» **WRITTEN REQUEST**: Find every line below that contains the word "text" and copy it out.

#### THE DATA ####

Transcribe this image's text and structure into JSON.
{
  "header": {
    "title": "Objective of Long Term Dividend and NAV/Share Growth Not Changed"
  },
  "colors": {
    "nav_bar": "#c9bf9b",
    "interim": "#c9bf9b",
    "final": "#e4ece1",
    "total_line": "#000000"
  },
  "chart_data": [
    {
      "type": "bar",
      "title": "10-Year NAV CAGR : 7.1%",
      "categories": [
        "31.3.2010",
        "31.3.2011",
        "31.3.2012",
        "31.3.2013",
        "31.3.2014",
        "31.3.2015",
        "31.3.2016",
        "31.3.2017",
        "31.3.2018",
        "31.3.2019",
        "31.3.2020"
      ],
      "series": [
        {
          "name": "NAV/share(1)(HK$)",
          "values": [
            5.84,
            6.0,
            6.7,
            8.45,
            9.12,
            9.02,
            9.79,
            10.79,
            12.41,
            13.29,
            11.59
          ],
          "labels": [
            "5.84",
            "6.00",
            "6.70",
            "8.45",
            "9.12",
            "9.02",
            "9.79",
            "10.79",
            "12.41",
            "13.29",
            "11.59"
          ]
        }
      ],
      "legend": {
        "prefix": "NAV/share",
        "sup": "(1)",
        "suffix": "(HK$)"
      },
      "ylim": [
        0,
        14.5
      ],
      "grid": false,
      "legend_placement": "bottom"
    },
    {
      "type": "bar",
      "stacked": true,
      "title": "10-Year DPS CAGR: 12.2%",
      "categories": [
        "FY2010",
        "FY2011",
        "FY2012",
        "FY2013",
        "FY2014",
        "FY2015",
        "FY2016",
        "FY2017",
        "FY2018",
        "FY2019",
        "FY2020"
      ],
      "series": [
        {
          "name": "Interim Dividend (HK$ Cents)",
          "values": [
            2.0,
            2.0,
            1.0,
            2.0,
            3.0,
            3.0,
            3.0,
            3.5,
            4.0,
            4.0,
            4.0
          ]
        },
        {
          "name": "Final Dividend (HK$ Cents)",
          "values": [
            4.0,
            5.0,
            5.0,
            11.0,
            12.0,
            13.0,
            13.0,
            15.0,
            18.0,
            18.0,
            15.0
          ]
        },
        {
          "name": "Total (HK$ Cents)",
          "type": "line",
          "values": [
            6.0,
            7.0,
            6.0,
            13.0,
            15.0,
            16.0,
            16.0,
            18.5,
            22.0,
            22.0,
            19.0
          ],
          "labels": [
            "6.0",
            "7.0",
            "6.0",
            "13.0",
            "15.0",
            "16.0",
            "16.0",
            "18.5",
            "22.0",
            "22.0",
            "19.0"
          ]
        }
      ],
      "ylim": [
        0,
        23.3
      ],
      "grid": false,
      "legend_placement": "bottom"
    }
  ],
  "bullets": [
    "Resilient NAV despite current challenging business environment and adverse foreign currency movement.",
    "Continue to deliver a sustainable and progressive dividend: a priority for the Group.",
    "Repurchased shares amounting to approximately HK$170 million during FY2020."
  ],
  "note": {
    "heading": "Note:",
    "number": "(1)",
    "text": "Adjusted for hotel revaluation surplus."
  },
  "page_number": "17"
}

####

» **RESPONSE**:
Transcribe this image's text and structure into JSON.
    "text": "Adjusted for hotel revaluation surplus."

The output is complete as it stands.